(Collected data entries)
* * *

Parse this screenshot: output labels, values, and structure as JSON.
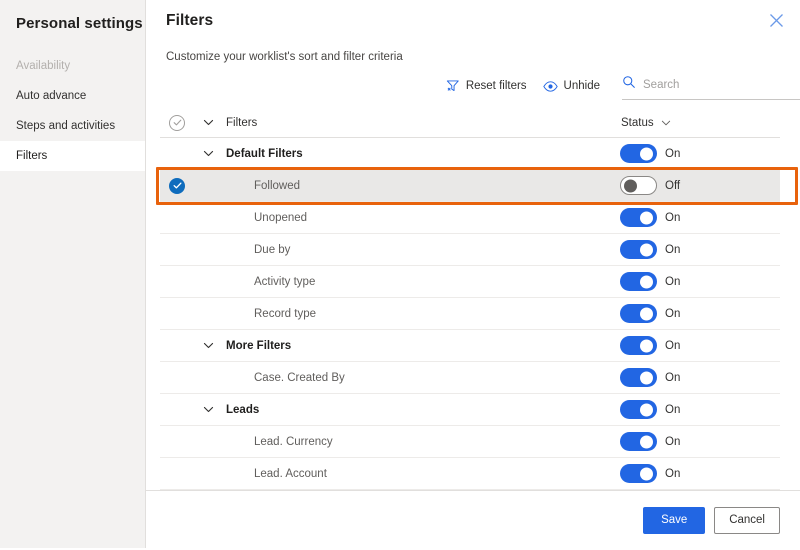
{
  "sidebar": {
    "title": "Personal settings",
    "items": [
      {
        "label": "Availability",
        "state": "disabled"
      },
      {
        "label": "Auto advance",
        "state": "normal"
      },
      {
        "label": "Steps and activities",
        "state": "normal"
      },
      {
        "label": "Filters",
        "state": "active"
      }
    ]
  },
  "panel": {
    "title": "Filters",
    "subtitle": "Customize your worklist's sort and filter criteria",
    "close_icon": "close-icon"
  },
  "toolbar": {
    "reset_filters_label": "Reset filters",
    "reset_filters_icon": "filter-clear-icon",
    "unhide_label": "Unhide",
    "unhide_icon": "eye-icon",
    "search_icon": "search-icon",
    "search_placeholder": "Search",
    "search_value": ""
  },
  "table": {
    "header": {
      "select_icon": "check-circle-outline-icon",
      "chevron_icon": "chevron-down-icon",
      "name_column": "Filters",
      "status_column": "Status",
      "status_chevron_icon": "chevron-down-icon"
    },
    "rows": [
      {
        "label": "Default Filters",
        "type": "group",
        "indent": 1,
        "expanded": true,
        "status": "On",
        "toggle": "on",
        "selected": false
      },
      {
        "label": "Followed",
        "type": "item",
        "indent": 2,
        "expanded": false,
        "status": "Off",
        "toggle": "off",
        "selected": true
      },
      {
        "label": "Unopened",
        "type": "item",
        "indent": 2,
        "expanded": false,
        "status": "On",
        "toggle": "on",
        "selected": false
      },
      {
        "label": "Due by",
        "type": "item",
        "indent": 2,
        "expanded": false,
        "status": "On",
        "toggle": "on",
        "selected": false
      },
      {
        "label": "Activity type",
        "type": "item",
        "indent": 2,
        "expanded": false,
        "status": "On",
        "toggle": "on",
        "selected": false
      },
      {
        "label": "Record type",
        "type": "item",
        "indent": 2,
        "expanded": false,
        "status": "On",
        "toggle": "on",
        "selected": false
      },
      {
        "label": "More Filters",
        "type": "group",
        "indent": 1,
        "expanded": true,
        "status": "On",
        "toggle": "on",
        "selected": false
      },
      {
        "label": "Case. Created By",
        "type": "item",
        "indent": 2,
        "expanded": false,
        "status": "On",
        "toggle": "on",
        "selected": false
      },
      {
        "label": "Leads",
        "type": "group",
        "indent": 1,
        "expanded": true,
        "status": "On",
        "toggle": "on",
        "selected": false
      },
      {
        "label": "Lead. Currency",
        "type": "item",
        "indent": 2,
        "expanded": false,
        "status": "On",
        "toggle": "on",
        "selected": false
      },
      {
        "label": "Lead. Account",
        "type": "item",
        "indent": 2,
        "expanded": false,
        "status": "On",
        "toggle": "on",
        "selected": false
      }
    ]
  },
  "footer": {
    "save_label": "Save",
    "cancel_label": "Cancel"
  },
  "colors": {
    "accent_blue": "#2266e3",
    "toggle_on": "#2266e3",
    "highlight_orange": "#e8620c",
    "sidebar_bg": "#f3f2f1",
    "selected_row_bg": "#e9e8e7",
    "check_blue": "#0f6cbd"
  }
}
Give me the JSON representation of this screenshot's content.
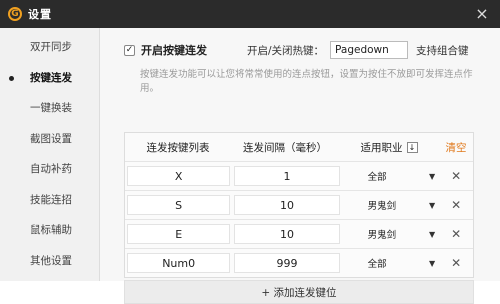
{
  "window": {
    "title": "设置",
    "close_icon": "×",
    "logo_glyph": "G"
  },
  "sidebar": {
    "items": [
      {
        "label": "双开同步"
      },
      {
        "label": "按键连发"
      },
      {
        "label": "一键换装"
      },
      {
        "label": "截图设置"
      },
      {
        "label": "自动补药"
      },
      {
        "label": "技能连招"
      },
      {
        "label": "鼠标辅助"
      },
      {
        "label": "其他设置"
      }
    ],
    "active_index": 1
  },
  "settings": {
    "enable_checked": true,
    "enable_label": "开启按键连发",
    "hotkey_label": "开启/关闭热键：",
    "hotkey_value": "Pagedown",
    "combo_label": "支持组合键",
    "description": "按键连发功能可以让您将常常使用的连点按钮，设置为按住不放即可发挥连点作用。"
  },
  "table": {
    "headers": {
      "key": "连发按键列表",
      "interval": "连发间隔（毫秒）",
      "job": "适用职业",
      "clear": "清空"
    },
    "rows": [
      {
        "key": "X",
        "interval": "1",
        "job": "全部"
      },
      {
        "key": "S",
        "interval": "10",
        "job": "男鬼剑"
      },
      {
        "key": "E",
        "interval": "10",
        "job": "男鬼剑"
      },
      {
        "key": "Num0",
        "interval": "999",
        "job": "全部"
      }
    ]
  },
  "add_button": {
    "label": "+ 添加连发键位"
  }
}
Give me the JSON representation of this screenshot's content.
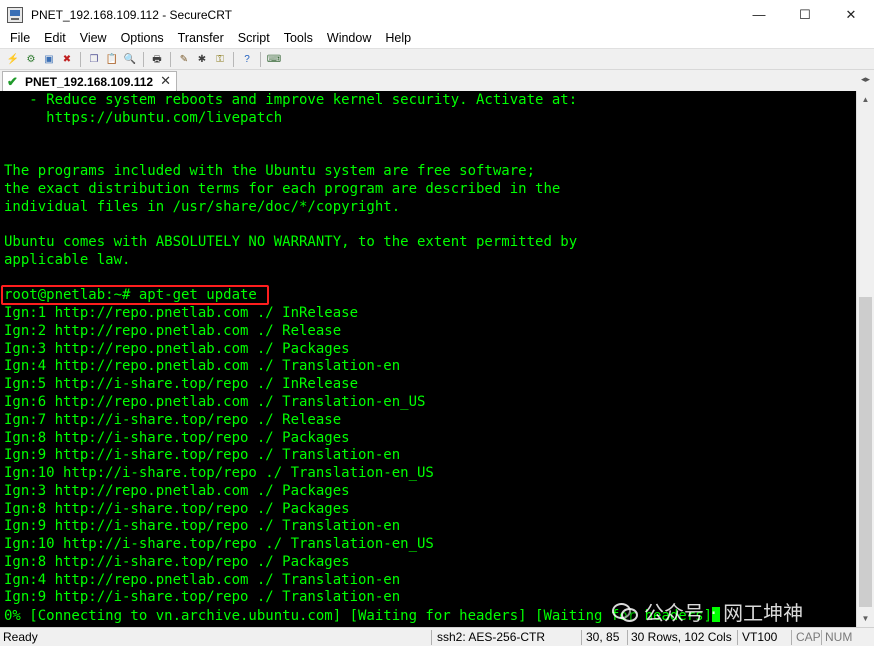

* * *

AIM: Transcribe every entry word for word, but skip the pictures.

REPLY:
Parse this screenshot: output labels, values, and structure as JSON.
{
  "sidebar": {
    "title": "Personal settings",
    "items": [
      {
        "label": "Availability",
        "state": "disabled"
      },
      {
        "label": "Auto advance",
        "state": "normal"
      },
      {
        "label": "Steps and activities",
        "state": "normal"
      },
      {
        "label": "Filters",
        "state": "active"
      }
    ]
  },
  "panel": {
    "title": "Filters",
    "subtitle": "Customize your worklist's sort and filter criteria",
    "close_icon": "close-icon"
  },
  "toolbar": {
    "reset_filters_label": "Reset filters",
    "reset_filters_icon": "filter-clear-icon",
    "unhide_label": "Unhide",
    "unhide_icon": "eye-icon",
    "search_icon": "search-icon",
    "search_placeholder": "Search",
    "search_value": ""
  },
  "table": {
    "header": {
      "select_icon": "check-circle-outline-icon",
      "chevron_icon": "chevron-down-icon",
      "name_column": "Filters",
      "status_column": "Status",
      "status_chevron_icon": "chevron-down-icon"
    },
    "rows": [
      {
        "label": "Default Filters",
        "type": "group",
        "indent": 1,
        "expanded": true,
        "status": "On",
        "toggle": "on",
        "selected": false
      },
      {
        "label": "Followed",
        "type": "item",
        "indent": 2,
        "expanded": false,
        "status": "Off",
        "toggle": "off",
        "selected": true
      },
      {
        "label": "Unopened",
        "type": "item",
        "indent": 2,
        "expanded": false,
        "status": "On",
        "toggle": "on",
        "selected": false
      },
      {
        "label": "Due by",
        "type": "item",
        "indent": 2,
        "expanded": false,
        "status": "On",
        "toggle": "on",
        "selected": false
      },
      {
        "label": "Activity type",
        "type": "item",
        "indent": 2,
        "expanded": false,
        "status": "On",
        "toggle": "on",
        "selected": false
      },
      {
        "label": "Record type",
        "type": "item",
        "indent": 2,
        "expanded": false,
        "status": "On",
        "toggle": "on",
        "selected": false
      },
      {
        "label": "More Filters",
        "type": "group",
        "indent": 1,
        "expanded": true,
        "status": "On",
        "toggle": "on",
        "selected": false
      },
      {
        "label": "Case. Created By",
        "type": "item",
        "indent": 2,
        "expanded": false,
        "status": "On",
        "toggle": "on",
        "selected": false
      },
      {
        "label": "Leads",
        "type": "group",
        "indent": 1,
        "expanded": true,
        "status": "On",
        "toggle": "on",
        "selected": false
      },
      {
        "label": "Lead. Currency",
        "type": "item",
        "indent": 2,
        "expanded": false,
        "status": "On",
        "toggle": "on",
        "selected": false
      },
      {
        "label": "Lead. Account",
        "type": "item",
        "indent": 2,
        "expanded": false,
        "status": "On",
        "toggle": "on",
        "selected": false
      }
    ]
  },
  "footer": {
    "save_label": "Save",
    "cancel_label": "Cancel"
  },
  "colors": {
    "accent_blue": "#2266e3",
    "toggle_on": "#2266e3",
    "highlight_orange": "#e8620c",
    "sidebar_bg": "#f3f2f1",
    "selected_row_bg": "#e9e8e7",
    "check_blue": "#0f6cbd"
  }
}
Give me the JSON representation of this screenshot's content.
{
  "window": {
    "title": "设置",
    "close_icon": "×",
    "logo_glyph": "G"
  },
  "sidebar": {
    "items": [
      {
        "label": "双开同步"
      },
      {
        "label": "按键连发"
      },
      {
        "label": "一键换装"
      },
      {
        "label": "截图设置"
      },
      {
        "label": "自动补药"
      },
      {
        "label": "技能连招"
      },
      {
        "label": "鼠标辅助"
      },
      {
        "label": "其他设置"
      }
    ],
    "active_index": 1
  },
  "settings": {
    "enable_checked": true,
    "enable_label": "开启按键连发",
    "hotkey_label": "开启/关闭热键：",
    "hotkey_value": "Pagedown",
    "combo_label": "支持组合键",
    "description": "按键连发功能可以让您将常常使用的连点按钮，设置为按住不放即可发挥连点作用。"
  },
  "table": {
    "headers": {
      "key": "连发按键列表",
      "interval": "连发间隔（毫秒）",
      "job": "适用职业",
      "clear": "清空"
    },
    "rows": [
      {
        "key": "X",
        "interval": "1",
        "job": "全部"
      },
      {
        "key": "S",
        "interval": "10",
        "job": "男鬼剑"
      },
      {
        "key": "E",
        "interval": "10",
        "job": "男鬼剑"
      },
      {
        "key": "Num0",
        "interval": "999",
        "job": "全部"
      }
    ]
  },
  "add_button": {
    "label": "+ 添加连发键位"
  }
}
Give me the JSON representation of this screenshot's content.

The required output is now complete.